→ Instruction:
Find out how many lines of the material contain the string "Display" and give only that figure.

→ Supplied data:
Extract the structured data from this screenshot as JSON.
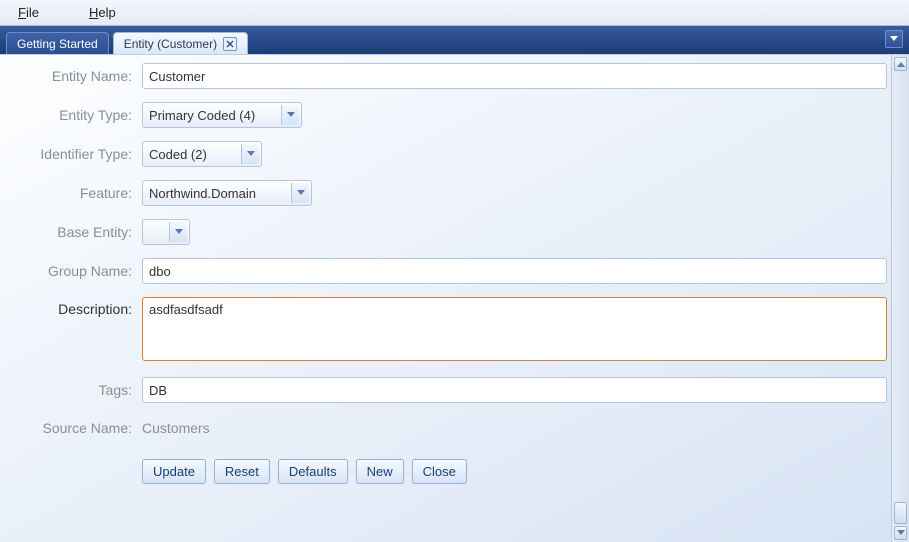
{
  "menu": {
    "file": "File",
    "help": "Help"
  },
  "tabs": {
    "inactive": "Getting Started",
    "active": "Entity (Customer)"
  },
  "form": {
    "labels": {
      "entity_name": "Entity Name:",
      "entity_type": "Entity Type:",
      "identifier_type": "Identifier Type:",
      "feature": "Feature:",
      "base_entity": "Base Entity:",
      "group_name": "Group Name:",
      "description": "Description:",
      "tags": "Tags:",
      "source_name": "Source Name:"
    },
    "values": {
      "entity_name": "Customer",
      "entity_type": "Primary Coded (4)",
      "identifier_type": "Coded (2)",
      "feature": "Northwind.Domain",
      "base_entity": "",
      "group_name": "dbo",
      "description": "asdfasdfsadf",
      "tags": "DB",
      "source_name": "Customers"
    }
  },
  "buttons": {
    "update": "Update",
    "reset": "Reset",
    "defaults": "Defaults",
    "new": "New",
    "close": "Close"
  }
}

==

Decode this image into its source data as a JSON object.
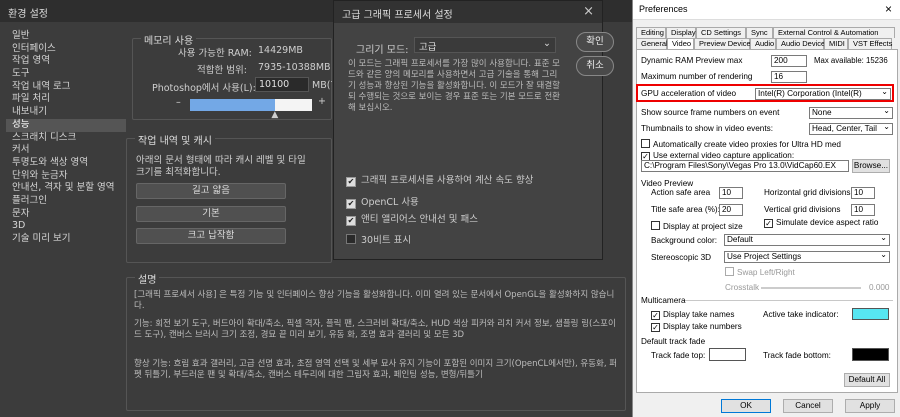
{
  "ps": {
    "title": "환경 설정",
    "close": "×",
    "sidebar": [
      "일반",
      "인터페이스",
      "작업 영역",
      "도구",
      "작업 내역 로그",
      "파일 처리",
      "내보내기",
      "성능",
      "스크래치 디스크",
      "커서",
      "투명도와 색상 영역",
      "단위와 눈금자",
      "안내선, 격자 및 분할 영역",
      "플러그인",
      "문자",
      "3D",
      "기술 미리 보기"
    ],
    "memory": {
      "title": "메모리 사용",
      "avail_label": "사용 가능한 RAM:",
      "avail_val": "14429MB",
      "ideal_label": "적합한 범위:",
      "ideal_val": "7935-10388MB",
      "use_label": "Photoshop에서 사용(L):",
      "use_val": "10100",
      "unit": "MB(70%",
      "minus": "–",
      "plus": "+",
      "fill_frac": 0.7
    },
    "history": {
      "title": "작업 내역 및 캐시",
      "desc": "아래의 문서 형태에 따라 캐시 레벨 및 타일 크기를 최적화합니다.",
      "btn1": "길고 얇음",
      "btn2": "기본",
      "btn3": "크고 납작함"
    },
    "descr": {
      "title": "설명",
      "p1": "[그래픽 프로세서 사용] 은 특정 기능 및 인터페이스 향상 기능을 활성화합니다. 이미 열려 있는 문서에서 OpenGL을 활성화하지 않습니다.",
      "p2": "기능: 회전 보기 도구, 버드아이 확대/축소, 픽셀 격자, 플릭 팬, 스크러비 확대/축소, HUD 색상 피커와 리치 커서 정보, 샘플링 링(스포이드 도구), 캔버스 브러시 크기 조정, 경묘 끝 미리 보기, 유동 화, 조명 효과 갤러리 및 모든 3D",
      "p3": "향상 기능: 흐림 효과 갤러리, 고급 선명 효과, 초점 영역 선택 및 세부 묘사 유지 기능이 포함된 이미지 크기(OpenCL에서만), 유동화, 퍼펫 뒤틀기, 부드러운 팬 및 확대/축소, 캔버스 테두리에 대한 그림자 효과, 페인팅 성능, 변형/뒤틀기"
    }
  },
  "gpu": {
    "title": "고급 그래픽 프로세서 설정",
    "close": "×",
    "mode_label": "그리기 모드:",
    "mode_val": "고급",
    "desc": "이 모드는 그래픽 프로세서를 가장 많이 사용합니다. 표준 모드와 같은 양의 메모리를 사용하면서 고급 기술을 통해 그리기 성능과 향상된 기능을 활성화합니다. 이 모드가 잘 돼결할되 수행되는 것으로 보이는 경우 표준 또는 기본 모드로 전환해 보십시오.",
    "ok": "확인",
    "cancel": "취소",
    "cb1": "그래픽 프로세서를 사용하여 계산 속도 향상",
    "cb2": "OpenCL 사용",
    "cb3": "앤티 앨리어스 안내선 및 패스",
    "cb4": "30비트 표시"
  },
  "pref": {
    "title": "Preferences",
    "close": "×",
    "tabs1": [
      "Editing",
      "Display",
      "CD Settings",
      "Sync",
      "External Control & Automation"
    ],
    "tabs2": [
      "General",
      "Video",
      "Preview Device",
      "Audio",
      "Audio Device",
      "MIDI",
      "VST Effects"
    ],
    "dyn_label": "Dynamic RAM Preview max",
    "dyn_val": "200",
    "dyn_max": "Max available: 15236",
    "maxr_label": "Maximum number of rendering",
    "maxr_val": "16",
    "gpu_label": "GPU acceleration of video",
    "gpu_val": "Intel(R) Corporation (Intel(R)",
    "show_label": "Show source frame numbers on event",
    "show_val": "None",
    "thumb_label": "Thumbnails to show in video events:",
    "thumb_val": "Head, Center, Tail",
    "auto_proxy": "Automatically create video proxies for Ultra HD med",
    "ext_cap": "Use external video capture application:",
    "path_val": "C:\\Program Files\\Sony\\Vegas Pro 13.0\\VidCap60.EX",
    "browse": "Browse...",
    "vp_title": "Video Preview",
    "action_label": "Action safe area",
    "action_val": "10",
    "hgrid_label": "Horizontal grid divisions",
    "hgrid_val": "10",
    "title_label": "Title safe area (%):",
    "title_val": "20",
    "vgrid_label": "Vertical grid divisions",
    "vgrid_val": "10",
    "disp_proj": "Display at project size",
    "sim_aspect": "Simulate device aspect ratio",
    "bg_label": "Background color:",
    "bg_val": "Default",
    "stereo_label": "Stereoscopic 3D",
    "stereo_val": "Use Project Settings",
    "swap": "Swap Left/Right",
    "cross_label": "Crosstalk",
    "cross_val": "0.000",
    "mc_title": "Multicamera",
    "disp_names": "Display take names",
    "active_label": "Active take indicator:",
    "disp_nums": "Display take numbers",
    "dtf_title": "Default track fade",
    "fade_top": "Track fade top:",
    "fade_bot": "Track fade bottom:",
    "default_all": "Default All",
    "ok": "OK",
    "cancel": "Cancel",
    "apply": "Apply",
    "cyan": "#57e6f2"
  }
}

→ Task response:
4